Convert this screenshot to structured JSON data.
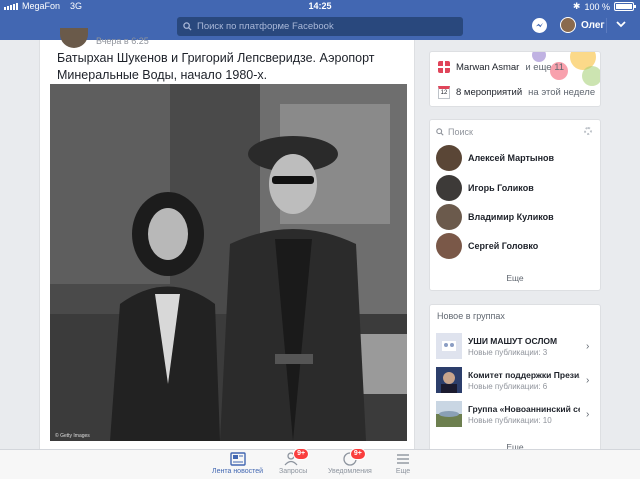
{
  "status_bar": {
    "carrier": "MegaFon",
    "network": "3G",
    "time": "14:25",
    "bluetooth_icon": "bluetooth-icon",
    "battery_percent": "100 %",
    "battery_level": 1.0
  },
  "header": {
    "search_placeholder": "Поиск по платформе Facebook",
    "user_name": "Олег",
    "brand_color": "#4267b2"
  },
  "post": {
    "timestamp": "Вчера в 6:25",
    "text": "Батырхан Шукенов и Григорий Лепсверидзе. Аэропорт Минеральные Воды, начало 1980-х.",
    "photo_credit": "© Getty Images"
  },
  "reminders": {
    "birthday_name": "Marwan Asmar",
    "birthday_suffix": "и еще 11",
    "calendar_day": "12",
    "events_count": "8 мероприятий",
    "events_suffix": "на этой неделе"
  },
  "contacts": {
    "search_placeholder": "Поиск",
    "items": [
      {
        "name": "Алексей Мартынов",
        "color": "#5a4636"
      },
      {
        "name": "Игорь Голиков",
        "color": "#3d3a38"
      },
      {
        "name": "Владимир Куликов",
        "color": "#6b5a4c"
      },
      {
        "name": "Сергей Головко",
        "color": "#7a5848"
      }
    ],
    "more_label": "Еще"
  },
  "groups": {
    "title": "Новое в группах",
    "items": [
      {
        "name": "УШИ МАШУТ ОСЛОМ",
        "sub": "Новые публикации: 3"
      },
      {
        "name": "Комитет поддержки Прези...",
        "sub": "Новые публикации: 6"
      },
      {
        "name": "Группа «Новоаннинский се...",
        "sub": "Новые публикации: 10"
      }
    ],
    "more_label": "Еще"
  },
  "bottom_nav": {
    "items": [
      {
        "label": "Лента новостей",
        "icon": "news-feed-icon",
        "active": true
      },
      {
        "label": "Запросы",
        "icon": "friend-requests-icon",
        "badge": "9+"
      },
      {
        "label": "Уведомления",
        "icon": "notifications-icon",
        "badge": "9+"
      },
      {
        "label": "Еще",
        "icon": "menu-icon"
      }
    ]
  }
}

***

Repeat the listing in full and exactly. Leave any pictures out.

Convert this screenshot to structured JSON data.
{
  "status_bar": {
    "carrier": "MegaFon",
    "network": "3G",
    "time": "14:25",
    "bluetooth_icon": "bluetooth-icon",
    "battery_percent": "100 %",
    "battery_level": 1.0
  },
  "header": {
    "search_placeholder": "Поиск по платформе Facebook",
    "user_name": "Олег",
    "brand_color": "#4267b2"
  },
  "post": {
    "timestamp": "Вчера в 6:25",
    "text": "Батырхан Шукенов и Григорий Лепсверидзе. Аэропорт Минеральные Воды, начало 1980-х.",
    "photo_credit": "© Getty Images"
  },
  "reminders": {
    "birthday_name": "Marwan Asmar",
    "birthday_suffix": "и еще 11",
    "calendar_day": "12",
    "events_count": "8 мероприятий",
    "events_suffix": "на этой неделе"
  },
  "contacts": {
    "search_placeholder": "Поиск",
    "items": [
      {
        "name": "Алексей Мартынов",
        "color": "#5a4636"
      },
      {
        "name": "Игорь Голиков",
        "color": "#3d3a38"
      },
      {
        "name": "Владимир Куликов",
        "color": "#6b5a4c"
      },
      {
        "name": "Сергей Головко",
        "color": "#7a5848"
      }
    ],
    "more_label": "Еще"
  },
  "groups": {
    "title": "Новое в группах",
    "items": [
      {
        "name": "УШИ МАШУТ ОСЛОМ",
        "sub": "Новые публикации: 3"
      },
      {
        "name": "Комитет поддержки Прези...",
        "sub": "Новые публикации: 6"
      },
      {
        "name": "Группа «Новоаннинский се...",
        "sub": "Новые публикации: 10"
      }
    ],
    "more_label": "Еще"
  },
  "bottom_nav": {
    "items": [
      {
        "label": "Лента новостей",
        "icon": "news-feed-icon",
        "active": true
      },
      {
        "label": "Запросы",
        "icon": "friend-requests-icon",
        "badge": "9+"
      },
      {
        "label": "Уведомления",
        "icon": "notifications-icon",
        "badge": "9+"
      },
      {
        "label": "Еще",
        "icon": "menu-icon"
      }
    ]
  }
}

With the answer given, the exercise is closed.